Dataset extract:
....

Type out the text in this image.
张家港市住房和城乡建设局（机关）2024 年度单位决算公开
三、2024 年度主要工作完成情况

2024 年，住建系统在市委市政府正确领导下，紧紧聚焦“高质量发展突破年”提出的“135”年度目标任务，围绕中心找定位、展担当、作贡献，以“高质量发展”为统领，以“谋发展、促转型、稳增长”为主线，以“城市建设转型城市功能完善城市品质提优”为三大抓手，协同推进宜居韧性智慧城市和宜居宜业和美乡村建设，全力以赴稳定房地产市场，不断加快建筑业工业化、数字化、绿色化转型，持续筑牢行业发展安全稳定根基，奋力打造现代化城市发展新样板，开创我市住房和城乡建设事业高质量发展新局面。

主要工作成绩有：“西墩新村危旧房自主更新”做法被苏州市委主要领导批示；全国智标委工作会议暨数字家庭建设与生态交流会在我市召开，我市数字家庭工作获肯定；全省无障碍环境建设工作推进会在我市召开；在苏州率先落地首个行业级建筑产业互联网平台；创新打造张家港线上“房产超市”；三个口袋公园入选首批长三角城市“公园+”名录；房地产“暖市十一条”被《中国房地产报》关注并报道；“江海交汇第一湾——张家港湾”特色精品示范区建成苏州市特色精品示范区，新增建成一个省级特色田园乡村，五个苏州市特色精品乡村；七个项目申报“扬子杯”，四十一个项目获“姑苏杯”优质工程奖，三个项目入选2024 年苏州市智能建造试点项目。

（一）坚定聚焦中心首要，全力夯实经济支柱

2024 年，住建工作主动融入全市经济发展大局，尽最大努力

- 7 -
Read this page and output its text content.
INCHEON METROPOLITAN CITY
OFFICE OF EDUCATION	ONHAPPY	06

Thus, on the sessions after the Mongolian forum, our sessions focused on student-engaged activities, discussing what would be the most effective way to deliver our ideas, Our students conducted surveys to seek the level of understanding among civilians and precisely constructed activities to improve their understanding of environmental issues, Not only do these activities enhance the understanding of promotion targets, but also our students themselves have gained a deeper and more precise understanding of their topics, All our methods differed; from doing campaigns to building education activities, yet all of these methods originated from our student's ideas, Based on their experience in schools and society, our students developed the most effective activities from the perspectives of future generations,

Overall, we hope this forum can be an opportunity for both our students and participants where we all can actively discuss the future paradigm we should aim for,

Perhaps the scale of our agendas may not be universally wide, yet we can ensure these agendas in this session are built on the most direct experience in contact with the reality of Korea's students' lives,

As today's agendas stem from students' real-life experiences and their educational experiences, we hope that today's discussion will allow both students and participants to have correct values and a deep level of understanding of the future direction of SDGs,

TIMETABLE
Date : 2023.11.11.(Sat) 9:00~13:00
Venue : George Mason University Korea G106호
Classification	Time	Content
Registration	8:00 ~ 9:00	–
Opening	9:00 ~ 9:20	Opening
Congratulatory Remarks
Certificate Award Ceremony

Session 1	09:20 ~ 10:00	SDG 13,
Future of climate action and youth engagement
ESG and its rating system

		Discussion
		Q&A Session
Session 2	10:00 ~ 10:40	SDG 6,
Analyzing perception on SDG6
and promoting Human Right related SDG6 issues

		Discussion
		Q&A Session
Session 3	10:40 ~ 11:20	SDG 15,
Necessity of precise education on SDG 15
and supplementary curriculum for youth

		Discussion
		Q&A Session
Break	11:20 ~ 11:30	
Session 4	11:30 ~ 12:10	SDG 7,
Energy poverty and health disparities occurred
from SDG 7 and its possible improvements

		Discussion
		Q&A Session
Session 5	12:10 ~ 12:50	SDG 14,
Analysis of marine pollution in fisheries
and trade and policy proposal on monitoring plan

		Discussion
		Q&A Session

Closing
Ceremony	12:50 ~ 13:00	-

....

The request: Where a line contains the string "precise", extract that line.

Result for this task:
Thus, on the sessions after the Mongolian forum, our sessions focused on student-engaged activities, discussing what would be the most effective way to deliver our ideas, Our students conducted surveys to seek the level of understanding among civilians and precisely constructed activities to improve their understanding of environmental issues, Not only do these activities enhance the understanding of promotion targets, but also our students themselves have gained a deeper and more precise understanding of their topics, All our methods differed; from doing campaigns to building education activities, yet all of these methods originated from our student's ideas, Based on their experience in schools and society, our students developed the most effective activities from the perspectives of future generations,
Necessity of precise education on SDG 15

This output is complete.